Dataset records
(begin)

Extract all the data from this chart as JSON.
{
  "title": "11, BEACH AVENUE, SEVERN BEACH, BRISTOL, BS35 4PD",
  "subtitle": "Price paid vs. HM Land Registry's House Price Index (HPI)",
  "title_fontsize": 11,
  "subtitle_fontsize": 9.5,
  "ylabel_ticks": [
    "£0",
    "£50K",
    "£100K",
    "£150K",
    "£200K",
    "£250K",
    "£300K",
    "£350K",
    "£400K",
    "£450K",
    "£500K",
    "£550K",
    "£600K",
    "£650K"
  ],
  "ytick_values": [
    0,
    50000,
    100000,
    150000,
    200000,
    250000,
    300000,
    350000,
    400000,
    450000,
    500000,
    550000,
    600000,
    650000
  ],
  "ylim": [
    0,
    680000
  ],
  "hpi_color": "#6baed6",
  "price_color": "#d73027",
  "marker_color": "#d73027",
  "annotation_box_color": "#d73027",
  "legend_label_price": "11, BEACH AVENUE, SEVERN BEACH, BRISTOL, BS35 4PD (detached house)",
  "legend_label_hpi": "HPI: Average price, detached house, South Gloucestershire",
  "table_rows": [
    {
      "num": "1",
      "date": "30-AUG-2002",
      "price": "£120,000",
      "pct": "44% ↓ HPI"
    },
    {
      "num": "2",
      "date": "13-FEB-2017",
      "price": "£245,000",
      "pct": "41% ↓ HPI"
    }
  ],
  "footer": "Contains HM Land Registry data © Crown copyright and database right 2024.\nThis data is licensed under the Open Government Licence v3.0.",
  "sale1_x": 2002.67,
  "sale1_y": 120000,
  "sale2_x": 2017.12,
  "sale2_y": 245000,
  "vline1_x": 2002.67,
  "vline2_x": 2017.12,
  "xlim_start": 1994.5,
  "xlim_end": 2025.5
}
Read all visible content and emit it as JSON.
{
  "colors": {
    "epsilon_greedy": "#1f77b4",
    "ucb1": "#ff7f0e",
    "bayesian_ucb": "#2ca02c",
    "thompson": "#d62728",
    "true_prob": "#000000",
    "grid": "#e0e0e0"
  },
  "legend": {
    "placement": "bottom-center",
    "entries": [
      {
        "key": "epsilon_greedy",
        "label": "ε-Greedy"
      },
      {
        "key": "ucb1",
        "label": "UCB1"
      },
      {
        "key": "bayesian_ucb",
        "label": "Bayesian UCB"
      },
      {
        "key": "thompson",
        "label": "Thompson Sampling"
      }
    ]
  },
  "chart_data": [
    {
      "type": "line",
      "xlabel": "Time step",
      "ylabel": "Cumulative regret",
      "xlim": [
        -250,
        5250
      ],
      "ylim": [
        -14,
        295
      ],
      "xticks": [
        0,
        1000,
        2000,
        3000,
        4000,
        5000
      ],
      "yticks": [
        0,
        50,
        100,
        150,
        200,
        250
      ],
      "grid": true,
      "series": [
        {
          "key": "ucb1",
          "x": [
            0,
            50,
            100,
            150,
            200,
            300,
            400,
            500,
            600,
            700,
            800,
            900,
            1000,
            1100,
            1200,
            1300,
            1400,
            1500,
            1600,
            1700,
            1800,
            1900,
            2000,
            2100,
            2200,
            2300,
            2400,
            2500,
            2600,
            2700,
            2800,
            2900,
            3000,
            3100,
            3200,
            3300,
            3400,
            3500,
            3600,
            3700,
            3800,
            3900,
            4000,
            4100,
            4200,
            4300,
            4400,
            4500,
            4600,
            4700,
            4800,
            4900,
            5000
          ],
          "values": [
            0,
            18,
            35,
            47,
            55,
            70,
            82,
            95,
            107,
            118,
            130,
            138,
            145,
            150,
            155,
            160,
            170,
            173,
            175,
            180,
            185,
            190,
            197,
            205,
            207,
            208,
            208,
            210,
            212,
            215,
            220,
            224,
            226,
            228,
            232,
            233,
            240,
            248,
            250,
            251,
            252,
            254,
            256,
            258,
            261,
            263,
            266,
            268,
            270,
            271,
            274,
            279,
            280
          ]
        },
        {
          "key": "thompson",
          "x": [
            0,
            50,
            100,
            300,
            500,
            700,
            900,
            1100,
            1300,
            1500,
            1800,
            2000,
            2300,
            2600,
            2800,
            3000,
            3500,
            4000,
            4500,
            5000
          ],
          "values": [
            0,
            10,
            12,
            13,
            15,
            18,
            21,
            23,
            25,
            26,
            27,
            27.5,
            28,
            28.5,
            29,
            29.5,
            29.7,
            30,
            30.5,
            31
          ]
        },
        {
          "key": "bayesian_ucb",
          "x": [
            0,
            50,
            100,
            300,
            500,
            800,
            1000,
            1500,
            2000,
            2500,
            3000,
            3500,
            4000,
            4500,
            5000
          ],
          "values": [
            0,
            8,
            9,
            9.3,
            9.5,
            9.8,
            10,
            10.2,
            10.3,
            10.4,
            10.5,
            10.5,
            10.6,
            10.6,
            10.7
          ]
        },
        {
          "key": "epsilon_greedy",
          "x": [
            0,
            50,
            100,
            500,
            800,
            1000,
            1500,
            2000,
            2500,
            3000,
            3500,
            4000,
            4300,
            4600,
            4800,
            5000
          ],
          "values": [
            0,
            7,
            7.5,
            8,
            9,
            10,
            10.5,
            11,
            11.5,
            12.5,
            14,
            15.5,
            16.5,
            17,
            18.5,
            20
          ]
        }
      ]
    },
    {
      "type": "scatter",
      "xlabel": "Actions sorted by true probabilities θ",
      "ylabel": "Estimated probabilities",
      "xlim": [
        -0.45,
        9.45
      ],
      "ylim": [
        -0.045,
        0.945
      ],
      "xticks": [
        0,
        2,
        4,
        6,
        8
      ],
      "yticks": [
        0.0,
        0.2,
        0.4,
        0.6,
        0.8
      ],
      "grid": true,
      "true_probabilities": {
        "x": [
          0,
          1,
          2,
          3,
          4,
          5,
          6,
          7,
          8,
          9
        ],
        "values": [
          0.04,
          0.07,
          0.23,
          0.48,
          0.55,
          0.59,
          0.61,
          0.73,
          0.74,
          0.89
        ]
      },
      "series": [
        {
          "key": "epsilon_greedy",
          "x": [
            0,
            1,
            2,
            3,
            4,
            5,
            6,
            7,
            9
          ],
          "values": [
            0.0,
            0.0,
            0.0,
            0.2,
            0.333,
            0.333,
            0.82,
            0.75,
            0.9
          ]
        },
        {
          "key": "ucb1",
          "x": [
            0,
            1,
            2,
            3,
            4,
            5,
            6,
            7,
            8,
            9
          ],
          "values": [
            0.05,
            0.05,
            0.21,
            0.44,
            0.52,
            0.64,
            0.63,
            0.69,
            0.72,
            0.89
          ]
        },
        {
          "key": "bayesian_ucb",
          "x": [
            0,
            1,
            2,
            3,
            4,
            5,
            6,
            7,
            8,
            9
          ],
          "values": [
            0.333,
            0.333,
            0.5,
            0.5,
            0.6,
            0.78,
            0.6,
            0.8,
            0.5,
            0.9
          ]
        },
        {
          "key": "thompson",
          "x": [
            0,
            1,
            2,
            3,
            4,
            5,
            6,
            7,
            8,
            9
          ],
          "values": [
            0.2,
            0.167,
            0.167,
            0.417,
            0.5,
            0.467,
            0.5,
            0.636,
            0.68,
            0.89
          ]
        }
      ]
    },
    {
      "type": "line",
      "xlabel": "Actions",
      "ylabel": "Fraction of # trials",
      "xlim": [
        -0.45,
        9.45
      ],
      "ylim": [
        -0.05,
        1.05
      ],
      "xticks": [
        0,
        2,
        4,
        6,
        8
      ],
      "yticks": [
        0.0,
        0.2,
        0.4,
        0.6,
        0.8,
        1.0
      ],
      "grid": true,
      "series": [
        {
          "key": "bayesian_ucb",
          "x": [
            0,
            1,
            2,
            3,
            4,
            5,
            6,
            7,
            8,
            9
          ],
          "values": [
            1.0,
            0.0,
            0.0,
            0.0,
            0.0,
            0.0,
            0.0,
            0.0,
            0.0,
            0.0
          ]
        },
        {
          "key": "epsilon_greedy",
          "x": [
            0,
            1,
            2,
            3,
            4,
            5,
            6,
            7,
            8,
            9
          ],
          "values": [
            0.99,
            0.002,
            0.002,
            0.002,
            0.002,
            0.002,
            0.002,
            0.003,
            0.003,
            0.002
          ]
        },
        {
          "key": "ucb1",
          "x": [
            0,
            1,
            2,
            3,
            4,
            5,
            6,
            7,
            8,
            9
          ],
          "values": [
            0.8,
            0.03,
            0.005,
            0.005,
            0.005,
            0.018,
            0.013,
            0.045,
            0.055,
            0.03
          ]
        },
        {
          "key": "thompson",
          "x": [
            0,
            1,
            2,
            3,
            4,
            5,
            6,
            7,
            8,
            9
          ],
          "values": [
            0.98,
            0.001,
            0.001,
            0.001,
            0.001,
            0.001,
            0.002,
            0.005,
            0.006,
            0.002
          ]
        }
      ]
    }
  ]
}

(end)

### Instructions for the task
Scan the lines above for "xlabel", then copy every one that has it.

### Result for this exercise
      "xlabel": "Time step",
      "xlabel": "Actions sorted by true probabilities θ",
      "xlabel": "Actions",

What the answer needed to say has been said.